YOUR GOAL: The entire listing is to be repeated verbatim.

PROVIDED RECORDS:

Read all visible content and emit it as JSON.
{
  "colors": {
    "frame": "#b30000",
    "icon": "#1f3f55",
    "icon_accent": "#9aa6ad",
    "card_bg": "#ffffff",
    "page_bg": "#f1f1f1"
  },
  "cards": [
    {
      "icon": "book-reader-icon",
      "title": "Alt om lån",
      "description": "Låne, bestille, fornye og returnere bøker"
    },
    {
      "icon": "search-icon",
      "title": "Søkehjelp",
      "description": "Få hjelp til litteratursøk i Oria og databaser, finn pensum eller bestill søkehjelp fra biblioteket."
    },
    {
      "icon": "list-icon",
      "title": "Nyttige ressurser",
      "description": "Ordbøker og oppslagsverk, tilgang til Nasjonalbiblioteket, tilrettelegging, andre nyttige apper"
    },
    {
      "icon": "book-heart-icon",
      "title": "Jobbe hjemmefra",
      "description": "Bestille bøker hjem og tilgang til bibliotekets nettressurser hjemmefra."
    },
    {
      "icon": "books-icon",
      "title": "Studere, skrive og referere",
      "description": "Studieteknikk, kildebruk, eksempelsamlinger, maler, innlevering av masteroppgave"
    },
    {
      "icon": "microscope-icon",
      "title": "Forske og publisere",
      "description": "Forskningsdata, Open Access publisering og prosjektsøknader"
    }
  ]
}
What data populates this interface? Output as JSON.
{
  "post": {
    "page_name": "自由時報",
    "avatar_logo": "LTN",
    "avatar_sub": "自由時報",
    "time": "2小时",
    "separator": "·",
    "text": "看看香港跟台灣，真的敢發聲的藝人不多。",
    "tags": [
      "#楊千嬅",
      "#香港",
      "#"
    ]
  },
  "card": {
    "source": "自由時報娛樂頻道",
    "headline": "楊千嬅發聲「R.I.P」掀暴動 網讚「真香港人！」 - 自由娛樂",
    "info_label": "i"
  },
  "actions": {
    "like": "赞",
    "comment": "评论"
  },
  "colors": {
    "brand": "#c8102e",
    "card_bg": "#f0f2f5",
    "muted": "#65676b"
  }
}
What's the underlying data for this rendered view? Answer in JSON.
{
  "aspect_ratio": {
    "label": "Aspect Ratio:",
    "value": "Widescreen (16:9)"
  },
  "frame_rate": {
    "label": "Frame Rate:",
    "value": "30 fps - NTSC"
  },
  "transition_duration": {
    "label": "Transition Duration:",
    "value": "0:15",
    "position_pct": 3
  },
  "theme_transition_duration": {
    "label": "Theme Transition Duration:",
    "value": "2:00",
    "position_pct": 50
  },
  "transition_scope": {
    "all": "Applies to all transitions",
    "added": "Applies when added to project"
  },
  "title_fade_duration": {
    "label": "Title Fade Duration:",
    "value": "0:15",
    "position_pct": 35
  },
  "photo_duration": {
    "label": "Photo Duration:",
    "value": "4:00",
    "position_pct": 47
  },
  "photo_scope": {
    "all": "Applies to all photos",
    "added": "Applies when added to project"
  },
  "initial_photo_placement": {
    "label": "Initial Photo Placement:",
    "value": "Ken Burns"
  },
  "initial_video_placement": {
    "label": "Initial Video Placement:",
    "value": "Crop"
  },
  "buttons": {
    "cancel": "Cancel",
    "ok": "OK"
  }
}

EXERCISE SOLUTION:
Read all visible content and emit it as JSON.
{
  "colors": {
    "frame": "#b30000",
    "icon": "#1f3f55",
    "icon_accent": "#9aa6ad",
    "card_bg": "#ffffff",
    "page_bg": "#f1f1f1"
  },
  "cards": [
    {
      "icon": "book-reader-icon",
      "title": "Alt om lån",
      "description": "Låne, bestille, fornye og returnere bøker"
    },
    {
      "icon": "search-icon",
      "title": "Søkehjelp",
      "description": "Få hjelp til litteratursøk i Oria og databaser, finn pensum eller bestill søkehjelp fra biblioteket."
    },
    {
      "icon": "list-icon",
      "title": "Nyttige ressurser",
      "description": "Ordbøker og oppslagsverk, tilgang til Nasjonalbiblioteket, tilrettelegging, andre nyttige apper"
    },
    {
      "icon": "book-heart-icon",
      "title": "Jobbe hjemmefra",
      "description": "Bestille bøker hjem og tilgang til bibliotekets nettressurser hjemmefra."
    },
    {
      "icon": "books-icon",
      "title": "Studere, skrive og referere",
      "description": "Studieteknikk, kildebruk, eksempelsamlinger, maler, innlevering av masteroppgave"
    },
    {
      "icon": "microscope-icon",
      "title": "Forske og publisere",
      "description": "Forskningsdata, Open Access publisering og prosjektsøknader"
    }
  ]
}
What data populates this interface? Output as JSON.
{
  "post": {
    "page_name": "自由時報",
    "avatar_logo": "LTN",
    "avatar_sub": "自由時報",
    "time": "2小时",
    "separator": "·",
    "text": "看看香港跟台灣，真的敢發聲的藝人不多。",
    "tags": [
      "#楊千嬅",
      "#香港",
      "#"
    ]
  },
  "card": {
    "source": "自由時報娛樂頻道",
    "headline": "楊千嬅發聲「R.I.P」掀暴動 網讚「真香港人！」 - 自由娛樂",
    "info_label": "i"
  },
  "actions": {
    "like": "赞",
    "comment": "评论"
  },
  "colors": {
    "brand": "#c8102e",
    "card_bg": "#f0f2f5",
    "muted": "#65676b"
  }
}
What's the underlying data for this rendered view? Answer in JSON.
{
  "aspect_ratio": {
    "label": "Aspect Ratio:",
    "value": "Widescreen (16:9)"
  },
  "frame_rate": {
    "label": "Frame Rate:",
    "value": "30 fps - NTSC"
  },
  "transition_duration": {
    "label": "Transition Duration:",
    "value": "0:15",
    "position_pct": 3
  },
  "theme_transition_duration": {
    "label": "Theme Transition Duration:",
    "value": "2:00",
    "position_pct": 50
  },
  "transition_scope": {
    "all": "Applies to all transitions",
    "added": "Applies when added to project"
  },
  "title_fade_duration": {
    "label": "Title Fade Duration:",
    "value": "0:15",
    "position_pct": 35
  },
  "photo_duration": {
    "label": "Photo Duration:",
    "value": "4:00",
    "position_pct": 47
  },
  "photo_scope": {
    "all": "Applies to all photos",
    "added": "Applies when added to project"
  },
  "initial_photo_placement": {
    "label": "Initial Photo Placement:",
    "value": "Ken Burns"
  },
  "initial_video_placement": {
    "label": "Initial Video Placement:",
    "value": "Crop"
  },
  "buttons": {
    "cancel": "Cancel",
    "ok": "OK"
  }
}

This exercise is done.